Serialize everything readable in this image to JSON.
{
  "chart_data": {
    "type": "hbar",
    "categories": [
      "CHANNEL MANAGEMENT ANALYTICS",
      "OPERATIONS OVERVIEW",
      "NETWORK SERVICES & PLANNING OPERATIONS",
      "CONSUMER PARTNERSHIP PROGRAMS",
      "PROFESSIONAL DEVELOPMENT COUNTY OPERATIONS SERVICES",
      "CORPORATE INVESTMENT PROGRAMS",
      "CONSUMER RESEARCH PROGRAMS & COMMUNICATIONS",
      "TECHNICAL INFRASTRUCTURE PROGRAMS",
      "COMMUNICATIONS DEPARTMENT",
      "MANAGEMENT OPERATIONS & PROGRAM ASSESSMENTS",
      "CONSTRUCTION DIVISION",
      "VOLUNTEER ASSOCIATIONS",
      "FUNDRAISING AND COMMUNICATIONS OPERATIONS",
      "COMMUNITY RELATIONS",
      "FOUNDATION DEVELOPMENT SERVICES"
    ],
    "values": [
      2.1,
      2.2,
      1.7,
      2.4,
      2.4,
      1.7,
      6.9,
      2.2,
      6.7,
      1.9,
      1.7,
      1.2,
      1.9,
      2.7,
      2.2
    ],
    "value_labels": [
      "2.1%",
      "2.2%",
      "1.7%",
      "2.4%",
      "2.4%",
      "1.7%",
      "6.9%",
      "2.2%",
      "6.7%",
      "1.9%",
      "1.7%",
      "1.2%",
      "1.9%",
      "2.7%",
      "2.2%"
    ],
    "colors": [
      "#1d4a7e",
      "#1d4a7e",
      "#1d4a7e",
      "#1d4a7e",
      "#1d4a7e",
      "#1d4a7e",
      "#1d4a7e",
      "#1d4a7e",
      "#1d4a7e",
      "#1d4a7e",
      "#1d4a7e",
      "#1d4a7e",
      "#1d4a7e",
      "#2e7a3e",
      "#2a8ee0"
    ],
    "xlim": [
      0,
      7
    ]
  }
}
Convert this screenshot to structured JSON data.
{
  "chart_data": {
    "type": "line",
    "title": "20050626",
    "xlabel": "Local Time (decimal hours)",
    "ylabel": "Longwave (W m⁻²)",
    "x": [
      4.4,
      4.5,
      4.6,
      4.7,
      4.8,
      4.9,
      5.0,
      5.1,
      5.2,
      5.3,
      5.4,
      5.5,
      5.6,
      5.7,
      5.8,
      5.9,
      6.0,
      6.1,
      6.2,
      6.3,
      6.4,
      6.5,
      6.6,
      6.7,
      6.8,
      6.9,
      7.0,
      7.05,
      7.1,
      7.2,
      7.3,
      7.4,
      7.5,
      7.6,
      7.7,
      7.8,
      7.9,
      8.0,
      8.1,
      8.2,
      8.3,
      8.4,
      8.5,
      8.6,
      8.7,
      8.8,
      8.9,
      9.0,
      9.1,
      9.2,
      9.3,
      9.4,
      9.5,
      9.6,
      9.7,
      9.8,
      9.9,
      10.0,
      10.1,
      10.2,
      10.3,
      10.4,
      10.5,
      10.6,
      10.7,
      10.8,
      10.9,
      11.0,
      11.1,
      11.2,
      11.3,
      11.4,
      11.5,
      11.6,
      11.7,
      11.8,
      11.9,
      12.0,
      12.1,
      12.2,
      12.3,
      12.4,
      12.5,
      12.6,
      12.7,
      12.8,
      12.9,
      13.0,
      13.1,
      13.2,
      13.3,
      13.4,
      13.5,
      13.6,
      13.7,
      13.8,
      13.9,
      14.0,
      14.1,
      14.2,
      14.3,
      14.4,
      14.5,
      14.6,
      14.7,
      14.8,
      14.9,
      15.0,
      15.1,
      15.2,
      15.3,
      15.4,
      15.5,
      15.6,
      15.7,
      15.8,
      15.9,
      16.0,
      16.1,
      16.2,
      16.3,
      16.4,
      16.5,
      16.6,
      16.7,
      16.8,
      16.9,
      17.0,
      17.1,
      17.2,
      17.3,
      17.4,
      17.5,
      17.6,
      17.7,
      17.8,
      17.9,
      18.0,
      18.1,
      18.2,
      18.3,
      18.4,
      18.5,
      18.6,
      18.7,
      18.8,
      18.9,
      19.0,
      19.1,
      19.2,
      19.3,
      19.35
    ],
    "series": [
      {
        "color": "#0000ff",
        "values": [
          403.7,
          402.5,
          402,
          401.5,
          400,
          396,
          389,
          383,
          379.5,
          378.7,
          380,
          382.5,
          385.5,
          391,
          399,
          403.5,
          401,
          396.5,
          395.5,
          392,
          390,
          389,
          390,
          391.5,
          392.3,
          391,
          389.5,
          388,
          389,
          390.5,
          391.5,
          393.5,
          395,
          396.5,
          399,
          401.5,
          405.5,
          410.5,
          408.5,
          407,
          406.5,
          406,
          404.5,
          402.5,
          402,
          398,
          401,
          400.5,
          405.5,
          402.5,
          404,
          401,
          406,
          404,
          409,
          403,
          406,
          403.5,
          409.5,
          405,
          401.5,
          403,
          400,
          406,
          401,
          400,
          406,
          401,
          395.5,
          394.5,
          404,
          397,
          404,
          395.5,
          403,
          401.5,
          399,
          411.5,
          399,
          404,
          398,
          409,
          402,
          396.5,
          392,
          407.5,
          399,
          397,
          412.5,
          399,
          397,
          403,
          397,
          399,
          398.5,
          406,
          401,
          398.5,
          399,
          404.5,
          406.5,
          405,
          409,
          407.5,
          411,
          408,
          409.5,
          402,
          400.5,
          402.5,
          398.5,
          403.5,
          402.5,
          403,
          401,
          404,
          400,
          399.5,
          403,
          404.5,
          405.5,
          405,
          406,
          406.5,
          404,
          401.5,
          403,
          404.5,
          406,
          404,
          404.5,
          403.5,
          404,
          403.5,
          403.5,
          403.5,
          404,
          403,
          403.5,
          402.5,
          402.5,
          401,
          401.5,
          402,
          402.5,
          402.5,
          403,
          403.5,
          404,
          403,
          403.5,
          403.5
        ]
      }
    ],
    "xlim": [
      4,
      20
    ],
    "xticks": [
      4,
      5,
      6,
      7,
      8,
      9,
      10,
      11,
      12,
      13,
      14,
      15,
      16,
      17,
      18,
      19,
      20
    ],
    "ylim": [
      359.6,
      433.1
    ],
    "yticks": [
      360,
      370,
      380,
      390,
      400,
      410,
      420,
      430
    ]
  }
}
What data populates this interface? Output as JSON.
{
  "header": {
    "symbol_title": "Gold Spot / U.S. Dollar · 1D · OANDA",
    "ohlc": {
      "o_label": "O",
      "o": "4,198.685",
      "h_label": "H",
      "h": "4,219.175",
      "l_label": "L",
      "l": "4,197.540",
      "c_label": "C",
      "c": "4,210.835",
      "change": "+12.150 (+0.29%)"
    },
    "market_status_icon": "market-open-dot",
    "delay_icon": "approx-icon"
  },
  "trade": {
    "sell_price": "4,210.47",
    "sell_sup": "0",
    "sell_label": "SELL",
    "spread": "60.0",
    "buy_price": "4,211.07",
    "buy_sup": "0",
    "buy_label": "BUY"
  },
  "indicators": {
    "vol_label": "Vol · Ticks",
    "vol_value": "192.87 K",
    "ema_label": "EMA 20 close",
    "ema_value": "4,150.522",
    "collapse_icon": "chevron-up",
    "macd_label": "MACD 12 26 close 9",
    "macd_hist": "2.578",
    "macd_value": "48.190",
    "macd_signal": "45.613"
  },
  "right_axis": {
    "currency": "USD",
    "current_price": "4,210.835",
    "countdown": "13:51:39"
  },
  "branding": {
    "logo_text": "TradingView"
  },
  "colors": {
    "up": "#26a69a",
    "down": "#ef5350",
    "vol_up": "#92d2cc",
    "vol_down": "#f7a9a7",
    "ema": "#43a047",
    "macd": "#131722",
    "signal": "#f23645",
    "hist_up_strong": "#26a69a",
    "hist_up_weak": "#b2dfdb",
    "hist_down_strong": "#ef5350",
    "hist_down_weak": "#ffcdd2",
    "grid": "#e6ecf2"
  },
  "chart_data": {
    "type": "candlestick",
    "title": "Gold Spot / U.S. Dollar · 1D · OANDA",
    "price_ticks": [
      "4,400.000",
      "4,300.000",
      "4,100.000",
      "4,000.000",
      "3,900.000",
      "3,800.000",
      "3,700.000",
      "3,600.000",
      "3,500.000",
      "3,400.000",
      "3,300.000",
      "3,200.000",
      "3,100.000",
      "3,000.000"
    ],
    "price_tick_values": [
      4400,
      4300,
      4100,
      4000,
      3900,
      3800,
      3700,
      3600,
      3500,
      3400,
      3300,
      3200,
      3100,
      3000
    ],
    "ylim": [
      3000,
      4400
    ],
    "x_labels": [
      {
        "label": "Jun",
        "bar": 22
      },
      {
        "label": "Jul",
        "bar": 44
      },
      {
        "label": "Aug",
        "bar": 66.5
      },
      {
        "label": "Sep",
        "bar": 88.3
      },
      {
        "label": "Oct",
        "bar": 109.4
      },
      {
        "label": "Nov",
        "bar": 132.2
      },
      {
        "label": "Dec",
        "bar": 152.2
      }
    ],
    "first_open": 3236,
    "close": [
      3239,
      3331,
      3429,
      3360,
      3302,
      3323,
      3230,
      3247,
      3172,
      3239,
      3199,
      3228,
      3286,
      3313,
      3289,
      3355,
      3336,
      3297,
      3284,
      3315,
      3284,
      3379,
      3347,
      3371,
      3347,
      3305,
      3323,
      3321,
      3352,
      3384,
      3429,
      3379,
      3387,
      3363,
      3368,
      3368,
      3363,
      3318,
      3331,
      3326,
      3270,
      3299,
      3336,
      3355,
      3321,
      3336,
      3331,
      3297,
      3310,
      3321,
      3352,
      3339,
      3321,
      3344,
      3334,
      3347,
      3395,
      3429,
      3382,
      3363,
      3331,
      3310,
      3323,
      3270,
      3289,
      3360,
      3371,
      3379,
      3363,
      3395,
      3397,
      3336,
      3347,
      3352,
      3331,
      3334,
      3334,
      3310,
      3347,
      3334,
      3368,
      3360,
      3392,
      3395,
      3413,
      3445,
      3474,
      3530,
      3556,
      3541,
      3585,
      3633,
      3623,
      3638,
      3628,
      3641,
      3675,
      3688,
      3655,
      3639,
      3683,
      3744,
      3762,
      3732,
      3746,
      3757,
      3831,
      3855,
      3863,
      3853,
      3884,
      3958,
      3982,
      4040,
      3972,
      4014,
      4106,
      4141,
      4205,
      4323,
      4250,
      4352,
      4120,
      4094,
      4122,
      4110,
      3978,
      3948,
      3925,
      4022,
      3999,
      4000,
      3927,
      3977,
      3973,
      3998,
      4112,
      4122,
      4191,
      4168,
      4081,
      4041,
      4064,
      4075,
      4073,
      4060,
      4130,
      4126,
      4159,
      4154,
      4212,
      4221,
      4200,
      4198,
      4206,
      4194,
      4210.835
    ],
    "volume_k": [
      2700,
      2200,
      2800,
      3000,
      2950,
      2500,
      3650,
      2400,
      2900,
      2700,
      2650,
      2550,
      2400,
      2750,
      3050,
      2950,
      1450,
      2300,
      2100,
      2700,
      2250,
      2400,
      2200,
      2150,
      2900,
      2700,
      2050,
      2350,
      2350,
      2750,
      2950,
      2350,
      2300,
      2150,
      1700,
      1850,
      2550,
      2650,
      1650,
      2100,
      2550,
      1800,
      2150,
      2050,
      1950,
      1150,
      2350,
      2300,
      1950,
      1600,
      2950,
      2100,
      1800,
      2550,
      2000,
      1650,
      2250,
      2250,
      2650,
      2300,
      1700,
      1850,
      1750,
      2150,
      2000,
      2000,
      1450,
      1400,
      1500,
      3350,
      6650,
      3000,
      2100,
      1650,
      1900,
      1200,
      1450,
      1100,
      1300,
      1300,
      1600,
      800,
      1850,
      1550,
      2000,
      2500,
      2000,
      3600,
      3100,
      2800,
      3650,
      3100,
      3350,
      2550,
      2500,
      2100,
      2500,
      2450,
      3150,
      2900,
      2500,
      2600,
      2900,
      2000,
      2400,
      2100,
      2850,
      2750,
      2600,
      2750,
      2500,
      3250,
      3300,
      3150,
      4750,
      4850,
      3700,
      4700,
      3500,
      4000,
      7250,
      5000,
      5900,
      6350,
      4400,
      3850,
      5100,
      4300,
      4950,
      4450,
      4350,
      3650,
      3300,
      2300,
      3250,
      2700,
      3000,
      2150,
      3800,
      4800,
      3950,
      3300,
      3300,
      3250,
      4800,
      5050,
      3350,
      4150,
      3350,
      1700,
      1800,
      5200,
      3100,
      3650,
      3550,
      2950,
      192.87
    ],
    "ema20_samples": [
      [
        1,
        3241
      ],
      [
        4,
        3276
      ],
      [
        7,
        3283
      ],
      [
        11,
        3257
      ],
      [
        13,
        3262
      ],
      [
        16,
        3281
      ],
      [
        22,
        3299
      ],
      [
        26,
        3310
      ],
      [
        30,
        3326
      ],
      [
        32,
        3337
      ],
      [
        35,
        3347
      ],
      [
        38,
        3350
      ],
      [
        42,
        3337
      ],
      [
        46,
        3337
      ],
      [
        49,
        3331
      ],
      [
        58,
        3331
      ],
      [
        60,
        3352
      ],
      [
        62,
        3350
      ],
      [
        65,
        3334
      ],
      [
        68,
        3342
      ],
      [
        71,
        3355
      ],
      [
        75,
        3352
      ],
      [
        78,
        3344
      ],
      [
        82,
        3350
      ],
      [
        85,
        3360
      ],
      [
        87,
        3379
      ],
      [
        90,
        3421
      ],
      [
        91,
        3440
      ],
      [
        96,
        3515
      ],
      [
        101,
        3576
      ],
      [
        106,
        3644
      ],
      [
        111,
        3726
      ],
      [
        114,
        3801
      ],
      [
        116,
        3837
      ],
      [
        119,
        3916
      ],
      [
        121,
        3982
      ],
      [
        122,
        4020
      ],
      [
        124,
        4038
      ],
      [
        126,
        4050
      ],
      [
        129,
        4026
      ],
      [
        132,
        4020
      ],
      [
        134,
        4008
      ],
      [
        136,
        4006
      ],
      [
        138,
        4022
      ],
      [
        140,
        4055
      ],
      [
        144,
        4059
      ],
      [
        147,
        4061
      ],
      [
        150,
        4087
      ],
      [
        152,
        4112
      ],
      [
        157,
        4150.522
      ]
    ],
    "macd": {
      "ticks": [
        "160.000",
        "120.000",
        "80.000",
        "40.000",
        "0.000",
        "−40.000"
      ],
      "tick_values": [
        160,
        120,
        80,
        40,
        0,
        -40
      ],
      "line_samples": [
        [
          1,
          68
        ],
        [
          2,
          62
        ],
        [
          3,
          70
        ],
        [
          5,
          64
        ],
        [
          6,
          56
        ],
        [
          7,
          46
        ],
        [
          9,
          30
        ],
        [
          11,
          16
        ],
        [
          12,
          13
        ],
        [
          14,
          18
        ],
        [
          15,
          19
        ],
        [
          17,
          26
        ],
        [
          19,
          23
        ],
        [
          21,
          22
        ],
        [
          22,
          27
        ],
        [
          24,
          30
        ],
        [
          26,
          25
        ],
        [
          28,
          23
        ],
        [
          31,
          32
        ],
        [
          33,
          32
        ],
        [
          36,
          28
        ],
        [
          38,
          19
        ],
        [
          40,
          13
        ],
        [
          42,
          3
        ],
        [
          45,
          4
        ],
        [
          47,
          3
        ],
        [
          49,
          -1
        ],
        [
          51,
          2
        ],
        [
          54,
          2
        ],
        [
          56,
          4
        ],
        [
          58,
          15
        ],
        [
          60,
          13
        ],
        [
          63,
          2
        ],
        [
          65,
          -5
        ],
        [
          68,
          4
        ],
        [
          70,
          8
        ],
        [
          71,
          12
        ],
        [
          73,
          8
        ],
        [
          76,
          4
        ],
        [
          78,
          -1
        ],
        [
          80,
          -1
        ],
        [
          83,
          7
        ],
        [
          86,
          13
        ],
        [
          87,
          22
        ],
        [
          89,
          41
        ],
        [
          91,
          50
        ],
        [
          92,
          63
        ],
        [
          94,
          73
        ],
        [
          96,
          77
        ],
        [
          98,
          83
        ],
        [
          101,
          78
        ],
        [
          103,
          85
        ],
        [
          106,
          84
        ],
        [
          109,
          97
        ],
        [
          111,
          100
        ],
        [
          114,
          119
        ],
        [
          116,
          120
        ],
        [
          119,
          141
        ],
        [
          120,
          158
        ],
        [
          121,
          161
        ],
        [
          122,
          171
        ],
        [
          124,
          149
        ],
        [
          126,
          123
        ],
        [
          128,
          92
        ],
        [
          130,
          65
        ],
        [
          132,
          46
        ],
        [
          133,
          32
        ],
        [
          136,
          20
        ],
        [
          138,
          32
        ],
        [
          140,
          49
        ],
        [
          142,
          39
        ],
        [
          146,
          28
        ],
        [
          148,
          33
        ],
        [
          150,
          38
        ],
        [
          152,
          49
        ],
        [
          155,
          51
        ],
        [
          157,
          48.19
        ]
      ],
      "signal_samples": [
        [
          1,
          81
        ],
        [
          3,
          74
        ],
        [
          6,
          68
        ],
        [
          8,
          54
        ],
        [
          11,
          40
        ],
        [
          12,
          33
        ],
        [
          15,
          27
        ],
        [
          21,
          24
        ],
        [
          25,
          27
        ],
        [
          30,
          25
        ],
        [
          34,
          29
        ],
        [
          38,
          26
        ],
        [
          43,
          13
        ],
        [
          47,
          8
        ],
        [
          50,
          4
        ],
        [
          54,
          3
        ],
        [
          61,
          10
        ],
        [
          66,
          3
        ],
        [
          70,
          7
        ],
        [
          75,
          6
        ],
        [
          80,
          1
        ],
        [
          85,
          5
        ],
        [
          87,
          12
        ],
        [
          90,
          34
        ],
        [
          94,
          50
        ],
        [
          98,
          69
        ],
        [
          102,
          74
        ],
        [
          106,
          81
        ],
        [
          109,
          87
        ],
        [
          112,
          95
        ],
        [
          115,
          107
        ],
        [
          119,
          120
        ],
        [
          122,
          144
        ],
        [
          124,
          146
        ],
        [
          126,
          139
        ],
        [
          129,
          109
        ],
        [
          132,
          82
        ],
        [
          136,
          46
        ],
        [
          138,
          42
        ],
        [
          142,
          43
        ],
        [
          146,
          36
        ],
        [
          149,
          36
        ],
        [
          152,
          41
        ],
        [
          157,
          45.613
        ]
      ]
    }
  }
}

____

* **The exercise**
Count the lines in the entries that hold the word "OPERATIONS", and give nothing but the total.

* **Reply**
5